** BEGIN Given data **
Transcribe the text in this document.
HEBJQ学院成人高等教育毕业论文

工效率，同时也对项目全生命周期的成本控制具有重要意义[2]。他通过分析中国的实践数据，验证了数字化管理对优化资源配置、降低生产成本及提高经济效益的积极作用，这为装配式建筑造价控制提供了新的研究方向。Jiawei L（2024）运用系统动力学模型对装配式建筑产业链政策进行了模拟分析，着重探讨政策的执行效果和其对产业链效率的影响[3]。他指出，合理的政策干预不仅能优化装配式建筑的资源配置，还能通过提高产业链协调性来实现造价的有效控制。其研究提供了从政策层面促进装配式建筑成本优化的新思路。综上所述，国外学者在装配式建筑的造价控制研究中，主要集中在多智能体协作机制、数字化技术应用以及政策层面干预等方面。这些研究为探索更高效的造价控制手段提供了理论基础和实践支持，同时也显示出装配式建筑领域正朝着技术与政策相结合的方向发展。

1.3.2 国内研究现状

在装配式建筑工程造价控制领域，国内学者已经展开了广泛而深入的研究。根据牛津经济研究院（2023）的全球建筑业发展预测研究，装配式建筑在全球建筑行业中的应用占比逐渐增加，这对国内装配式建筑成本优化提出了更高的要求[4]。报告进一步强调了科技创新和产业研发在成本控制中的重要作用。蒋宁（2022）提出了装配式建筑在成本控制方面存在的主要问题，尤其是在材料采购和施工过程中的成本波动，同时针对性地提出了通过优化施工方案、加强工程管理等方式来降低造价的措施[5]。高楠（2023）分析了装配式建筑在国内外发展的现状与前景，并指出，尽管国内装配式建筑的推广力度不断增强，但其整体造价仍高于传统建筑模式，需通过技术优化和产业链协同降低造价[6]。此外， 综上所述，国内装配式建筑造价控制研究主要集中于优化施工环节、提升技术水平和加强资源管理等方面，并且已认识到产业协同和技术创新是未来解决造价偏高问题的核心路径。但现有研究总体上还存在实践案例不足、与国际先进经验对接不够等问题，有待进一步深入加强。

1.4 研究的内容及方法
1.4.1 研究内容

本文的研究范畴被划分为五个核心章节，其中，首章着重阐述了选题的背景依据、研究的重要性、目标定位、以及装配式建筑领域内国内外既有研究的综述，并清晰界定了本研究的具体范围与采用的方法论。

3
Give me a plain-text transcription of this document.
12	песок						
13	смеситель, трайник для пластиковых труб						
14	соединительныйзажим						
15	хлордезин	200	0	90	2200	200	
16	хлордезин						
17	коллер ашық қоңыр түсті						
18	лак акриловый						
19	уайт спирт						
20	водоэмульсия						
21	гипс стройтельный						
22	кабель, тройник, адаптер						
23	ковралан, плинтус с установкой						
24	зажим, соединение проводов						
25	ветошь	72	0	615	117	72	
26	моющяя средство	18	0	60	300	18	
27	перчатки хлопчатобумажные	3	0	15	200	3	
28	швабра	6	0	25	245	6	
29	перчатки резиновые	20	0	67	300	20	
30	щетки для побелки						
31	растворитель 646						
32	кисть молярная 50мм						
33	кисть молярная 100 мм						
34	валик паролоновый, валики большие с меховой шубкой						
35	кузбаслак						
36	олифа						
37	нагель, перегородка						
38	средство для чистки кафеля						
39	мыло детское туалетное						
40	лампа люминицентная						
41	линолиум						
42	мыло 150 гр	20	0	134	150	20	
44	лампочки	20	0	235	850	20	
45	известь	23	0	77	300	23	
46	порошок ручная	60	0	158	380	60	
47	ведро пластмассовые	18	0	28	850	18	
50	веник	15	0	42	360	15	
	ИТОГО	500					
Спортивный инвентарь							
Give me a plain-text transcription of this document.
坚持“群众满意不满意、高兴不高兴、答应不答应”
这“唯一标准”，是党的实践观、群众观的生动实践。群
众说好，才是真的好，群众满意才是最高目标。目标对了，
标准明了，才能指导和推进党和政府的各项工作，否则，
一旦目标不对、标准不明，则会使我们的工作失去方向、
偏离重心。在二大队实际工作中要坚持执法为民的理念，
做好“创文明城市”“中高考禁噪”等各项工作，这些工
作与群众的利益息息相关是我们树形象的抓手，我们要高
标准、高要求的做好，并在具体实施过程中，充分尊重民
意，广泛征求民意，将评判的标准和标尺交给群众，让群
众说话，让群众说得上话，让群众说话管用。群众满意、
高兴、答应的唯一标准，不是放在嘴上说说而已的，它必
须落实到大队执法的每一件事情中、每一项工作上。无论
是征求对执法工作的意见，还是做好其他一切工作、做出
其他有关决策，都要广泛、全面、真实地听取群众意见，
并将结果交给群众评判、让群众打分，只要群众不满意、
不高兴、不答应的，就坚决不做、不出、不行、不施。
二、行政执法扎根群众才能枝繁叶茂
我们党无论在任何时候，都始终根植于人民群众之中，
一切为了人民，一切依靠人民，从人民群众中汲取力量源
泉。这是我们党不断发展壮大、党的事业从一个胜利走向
** END Given data **
▸ Work required
Please output the entire listing exactly as it stands.

▸ Answer to this task
Transcribe the text in this document.
HEBJQ学院成人高等教育毕业论文

工效率，同时也对项目全生命周期的成本控制具有重要意义[2]。他通过分析中国的实践数据，验证了数字化管理对优化资源配置、降低生产成本及提高经济效益的积极作用，这为装配式建筑造价控制提供了新的研究方向。Jiawei L（2024）运用系统动力学模型对装配式建筑产业链政策进行了模拟分析，着重探讨政策的执行效果和其对产业链效率的影响[3]。他指出，合理的政策干预不仅能优化装配式建筑的资源配置，还能通过提高产业链协调性来实现造价的有效控制。其研究提供了从政策层面促进装配式建筑成本优化的新思路。综上所述，国外学者在装配式建筑的造价控制研究中，主要集中在多智能体协作机制、数字化技术应用以及政策层面干预等方面。这些研究为探索更高效的造价控制手段提供了理论基础和实践支持，同时也显示出装配式建筑领域正朝着技术与政策相结合的方向发展。

1.3.2 国内研究现状

在装配式建筑工程造价控制领域，国内学者已经展开了广泛而深入的研究。根据牛津经济研究院（2023）的全球建筑业发展预测研究，装配式建筑在全球建筑行业中的应用占比逐渐增加，这对国内装配式建筑成本优化提出了更高的要求[4]。报告进一步强调了科技创新和产业研发在成本控制中的重要作用。蒋宁（2022）提出了装配式建筑在成本控制方面存在的主要问题，尤其是在材料采购和施工过程中的成本波动，同时针对性地提出了通过优化施工方案、加强工程管理等方式来降低造价的措施[5]。高楠（2023）分析了装配式建筑在国内外发展的现状与前景，并指出，尽管国内装配式建筑的推广力度不断增强，但其整体造价仍高于传统建筑模式，需通过技术优化和产业链协同降低造价[6]。此外， 综上所述，国内装配式建筑造价控制研究主要集中于优化施工环节、提升技术水平和加强资源管理等方面，并且已认识到产业协同和技术创新是未来解决造价偏高问题的核心路径。但现有研究总体上还存在实践案例不足、与国际先进经验对接不够等问题，有待进一步深入加强。

1.4 研究的内容及方法
1.4.1 研究内容

本文的研究范畴被划分为五个核心章节，其中，首章着重阐述了选题的背景依据、研究的重要性、目标定位、以及装配式建筑领域内国内外既有研究的综述，并清晰界定了本研究的具体范围与采用的方法论。

3
Give me a plain-text transcription of this document.
12	песок						
13	смеситель, трайник для пластиковых труб						
14	соединительныйзажим						
15	хлордезин	200	0	90	2200	200	
16	хлордезин						
17	коллер ашық қоңыр түсті						
18	лак акриловый						
19	уайт спирт						
20	водоэмульсия						
21	гипс стройтельный						
22	кабель, тройник, адаптер						
23	ковралан, плинтус с установкой						
24	зажим, соединение проводов						
25	ветошь	72	0	615	117	72	
26	моющяя средство	18	0	60	300	18	
27	перчатки хлопчатобумажные	3	0	15	200	3	
28	швабра	6	0	25	245	6	
29	перчатки резиновые	20	0	67	300	20	
30	щетки для побелки						
31	растворитель 646						
32	кисть молярная 50мм						
33	кисть молярная 100 мм						
34	валик паролоновый, валики большие с меховой шубкой						
35	кузбаслак						
36	олифа						
37	нагель, перегородка						
38	средство для чистки кафеля						
39	мыло детское туалетное						
40	лампа люминицентная						
41	линолиум						
42	мыло 150 гр	20	0	134	150	20	
44	лампочки	20	0	235	850	20	
45	известь	23	0	77	300	23	
46	порошок ручная	60	0	158	380	60	
47	ведро пластмассовые	18	0	28	850	18	
50	веник	15	0	42	360	15	
	ИТОГО	500					
Спортивный инвентарь							
Give me a plain-text transcription of this document.
坚持“群众满意不满意、高兴不高兴、答应不答应”
这“唯一标准”，是党的实践观、群众观的生动实践。群
众说好，才是真的好，群众满意才是最高目标。目标对了，
标准明了，才能指导和推进党和政府的各项工作，否则，
一旦目标不对、标准不明，则会使我们的工作失去方向、
偏离重心。在二大队实际工作中要坚持执法为民的理念，
做好“创文明城市”“中高考禁噪”等各项工作，这些工
作与群众的利益息息相关是我们树形象的抓手，我们要高
标准、高要求的做好，并在具体实施过程中，充分尊重民
意，广泛征求民意，将评判的标准和标尺交给群众，让群
众说话，让群众说得上话，让群众说话管用。群众满意、
高兴、答应的唯一标准，不是放在嘴上说说而已的，它必
须落实到大队执法的每一件事情中、每一项工作上。无论
是征求对执法工作的意见，还是做好其他一切工作、做出
其他有关决策，都要广泛、全面、真实地听取群众意见，
并将结果交给群众评判、让群众打分，只要群众不满意、
不高兴、不答应的，就坚决不做、不出、不行、不施。
二、行政执法扎根群众才能枝繁叶茂
我们党无论在任何时候，都始终根植于人民群众之中，
一切为了人民，一切依靠人民，从人民群众中汲取力量源
泉。这是我们党不断发展壮大、党的事业从一个胜利走向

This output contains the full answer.